▸ **PROMPT**:
Retype every entry exactly, character for character.

** start of GIVEN RECORDS **

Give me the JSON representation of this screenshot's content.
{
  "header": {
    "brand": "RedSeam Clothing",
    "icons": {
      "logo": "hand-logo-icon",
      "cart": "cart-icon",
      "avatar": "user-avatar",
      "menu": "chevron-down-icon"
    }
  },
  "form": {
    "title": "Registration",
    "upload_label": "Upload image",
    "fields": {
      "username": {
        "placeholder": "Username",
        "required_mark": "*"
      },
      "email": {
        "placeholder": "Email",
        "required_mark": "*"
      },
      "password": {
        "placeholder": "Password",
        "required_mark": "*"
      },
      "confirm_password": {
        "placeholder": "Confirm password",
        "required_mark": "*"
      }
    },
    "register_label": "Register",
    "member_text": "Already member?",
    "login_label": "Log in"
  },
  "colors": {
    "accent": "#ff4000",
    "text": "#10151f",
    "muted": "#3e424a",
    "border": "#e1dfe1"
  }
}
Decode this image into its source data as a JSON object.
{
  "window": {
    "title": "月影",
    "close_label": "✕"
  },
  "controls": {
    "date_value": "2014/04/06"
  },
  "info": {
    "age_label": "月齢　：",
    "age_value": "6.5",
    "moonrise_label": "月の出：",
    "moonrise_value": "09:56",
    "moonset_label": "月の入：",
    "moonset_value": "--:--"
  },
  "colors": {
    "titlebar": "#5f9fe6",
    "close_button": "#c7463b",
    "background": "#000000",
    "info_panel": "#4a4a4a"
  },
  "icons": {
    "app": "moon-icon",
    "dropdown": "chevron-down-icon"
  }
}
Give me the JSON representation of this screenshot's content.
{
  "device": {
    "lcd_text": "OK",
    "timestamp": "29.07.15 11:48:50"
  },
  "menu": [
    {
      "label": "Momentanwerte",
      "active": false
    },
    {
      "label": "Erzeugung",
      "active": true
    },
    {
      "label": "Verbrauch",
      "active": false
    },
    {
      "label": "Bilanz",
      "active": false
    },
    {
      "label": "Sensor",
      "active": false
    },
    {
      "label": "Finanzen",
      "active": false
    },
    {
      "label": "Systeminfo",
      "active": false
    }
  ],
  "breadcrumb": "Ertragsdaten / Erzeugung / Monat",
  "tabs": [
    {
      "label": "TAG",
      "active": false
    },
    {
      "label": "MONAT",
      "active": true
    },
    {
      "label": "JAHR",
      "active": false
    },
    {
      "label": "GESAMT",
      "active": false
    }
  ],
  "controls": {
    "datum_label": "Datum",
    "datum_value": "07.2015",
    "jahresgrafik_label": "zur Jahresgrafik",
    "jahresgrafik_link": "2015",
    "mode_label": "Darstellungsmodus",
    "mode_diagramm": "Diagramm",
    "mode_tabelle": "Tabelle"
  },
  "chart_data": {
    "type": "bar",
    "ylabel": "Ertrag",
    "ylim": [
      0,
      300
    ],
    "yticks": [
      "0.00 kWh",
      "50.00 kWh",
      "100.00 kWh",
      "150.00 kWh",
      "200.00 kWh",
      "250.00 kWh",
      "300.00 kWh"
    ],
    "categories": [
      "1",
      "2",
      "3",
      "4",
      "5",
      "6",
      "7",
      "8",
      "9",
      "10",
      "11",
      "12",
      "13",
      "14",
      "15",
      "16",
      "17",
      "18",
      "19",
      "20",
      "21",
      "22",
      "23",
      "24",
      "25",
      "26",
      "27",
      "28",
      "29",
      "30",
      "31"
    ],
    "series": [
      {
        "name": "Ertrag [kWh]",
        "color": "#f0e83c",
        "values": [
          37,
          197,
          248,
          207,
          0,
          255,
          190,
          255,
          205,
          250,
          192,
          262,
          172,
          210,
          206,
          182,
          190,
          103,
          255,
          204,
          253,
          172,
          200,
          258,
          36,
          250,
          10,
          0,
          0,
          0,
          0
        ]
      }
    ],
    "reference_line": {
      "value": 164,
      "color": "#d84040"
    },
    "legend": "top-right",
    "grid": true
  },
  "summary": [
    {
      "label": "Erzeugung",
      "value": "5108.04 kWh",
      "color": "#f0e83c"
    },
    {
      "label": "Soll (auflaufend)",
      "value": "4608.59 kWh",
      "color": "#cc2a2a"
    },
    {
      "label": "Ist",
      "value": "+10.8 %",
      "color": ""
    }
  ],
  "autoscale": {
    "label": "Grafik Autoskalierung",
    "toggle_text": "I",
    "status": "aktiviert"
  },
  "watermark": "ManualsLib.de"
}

** end of GIVEN RECORDS **

▸ **RESULT OF THIS TASK**:
Give me the JSON representation of this screenshot's content.
{
  "header": {
    "brand": "RedSeam Clothing",
    "icons": {
      "logo": "hand-logo-icon",
      "cart": "cart-icon",
      "avatar": "user-avatar",
      "menu": "chevron-down-icon"
    }
  },
  "form": {
    "title": "Registration",
    "upload_label": "Upload image",
    "fields": {
      "username": {
        "placeholder": "Username",
        "required_mark": "*"
      },
      "email": {
        "placeholder": "Email",
        "required_mark": "*"
      },
      "password": {
        "placeholder": "Password",
        "required_mark": "*"
      },
      "confirm_password": {
        "placeholder": "Confirm password",
        "required_mark": "*"
      }
    },
    "register_label": "Register",
    "member_text": "Already member?",
    "login_label": "Log in"
  },
  "colors": {
    "accent": "#ff4000",
    "text": "#10151f",
    "muted": "#3e424a",
    "border": "#e1dfe1"
  }
}
Decode this image into its source data as a JSON object.
{
  "window": {
    "title": "月影",
    "close_label": "✕"
  },
  "controls": {
    "date_value": "2014/04/06"
  },
  "info": {
    "age_label": "月齢　：",
    "age_value": "6.5",
    "moonrise_label": "月の出：",
    "moonrise_value": "09:56",
    "moonset_label": "月の入：",
    "moonset_value": "--:--"
  },
  "colors": {
    "titlebar": "#5f9fe6",
    "close_button": "#c7463b",
    "background": "#000000",
    "info_panel": "#4a4a4a"
  },
  "icons": {
    "app": "moon-icon",
    "dropdown": "chevron-down-icon"
  }
}
Give me the JSON representation of this screenshot's content.
{
  "device": {
    "lcd_text": "OK",
    "timestamp": "29.07.15 11:48:50"
  },
  "menu": [
    {
      "label": "Momentanwerte",
      "active": false
    },
    {
      "label": "Erzeugung",
      "active": true
    },
    {
      "label": "Verbrauch",
      "active": false
    },
    {
      "label": "Bilanz",
      "active": false
    },
    {
      "label": "Sensor",
      "active": false
    },
    {
      "label": "Finanzen",
      "active": false
    },
    {
      "label": "Systeminfo",
      "active": false
    }
  ],
  "breadcrumb": "Ertragsdaten / Erzeugung / Monat",
  "tabs": [
    {
      "label": "TAG",
      "active": false
    },
    {
      "label": "MONAT",
      "active": true
    },
    {
      "label": "JAHR",
      "active": false
    },
    {
      "label": "GESAMT",
      "active": false
    }
  ],
  "controls": {
    "datum_label": "Datum",
    "datum_value": "07.2015",
    "jahresgrafik_label": "zur Jahresgrafik",
    "jahresgrafik_link": "2015",
    "mode_label": "Darstellungsmodus",
    "mode_diagramm": "Diagramm",
    "mode_tabelle": "Tabelle"
  },
  "chart_data": {
    "type": "bar",
    "ylabel": "Ertrag",
    "ylim": [
      0,
      300
    ],
    "yticks": [
      "0.00 kWh",
      "50.00 kWh",
      "100.00 kWh",
      "150.00 kWh",
      "200.00 kWh",
      "250.00 kWh",
      "300.00 kWh"
    ],
    "categories": [
      "1",
      "2",
      "3",
      "4",
      "5",
      "6",
      "7",
      "8",
      "9",
      "10",
      "11",
      "12",
      "13",
      "14",
      "15",
      "16",
      "17",
      "18",
      "19",
      "20",
      "21",
      "22",
      "23",
      "24",
      "25",
      "26",
      "27",
      "28",
      "29",
      "30",
      "31"
    ],
    "series": [
      {
        "name": "Ertrag [kWh]",
        "color": "#f0e83c",
        "values": [
          37,
          197,
          248,
          207,
          0,
          255,
          190,
          255,
          205,
          250,
          192,
          262,
          172,
          210,
          206,
          182,
          190,
          103,
          255,
          204,
          253,
          172,
          200,
          258,
          36,
          250,
          10,
          0,
          0,
          0,
          0
        ]
      }
    ],
    "reference_line": {
      "value": 164,
      "color": "#d84040"
    },
    "legend": "top-right",
    "grid": true
  },
  "summary": [
    {
      "label": "Erzeugung",
      "value": "5108.04 kWh",
      "color": "#f0e83c"
    },
    {
      "label": "Soll (auflaufend)",
      "value": "4608.59 kWh",
      "color": "#cc2a2a"
    },
    {
      "label": "Ist",
      "value": "+10.8 %",
      "color": ""
    }
  ],
  "autoscale": {
    "label": "Grafik Autoskalierung",
    "toggle_text": "I",
    "status": "aktiviert"
  },
  "watermark": "ManualsLib.de"
}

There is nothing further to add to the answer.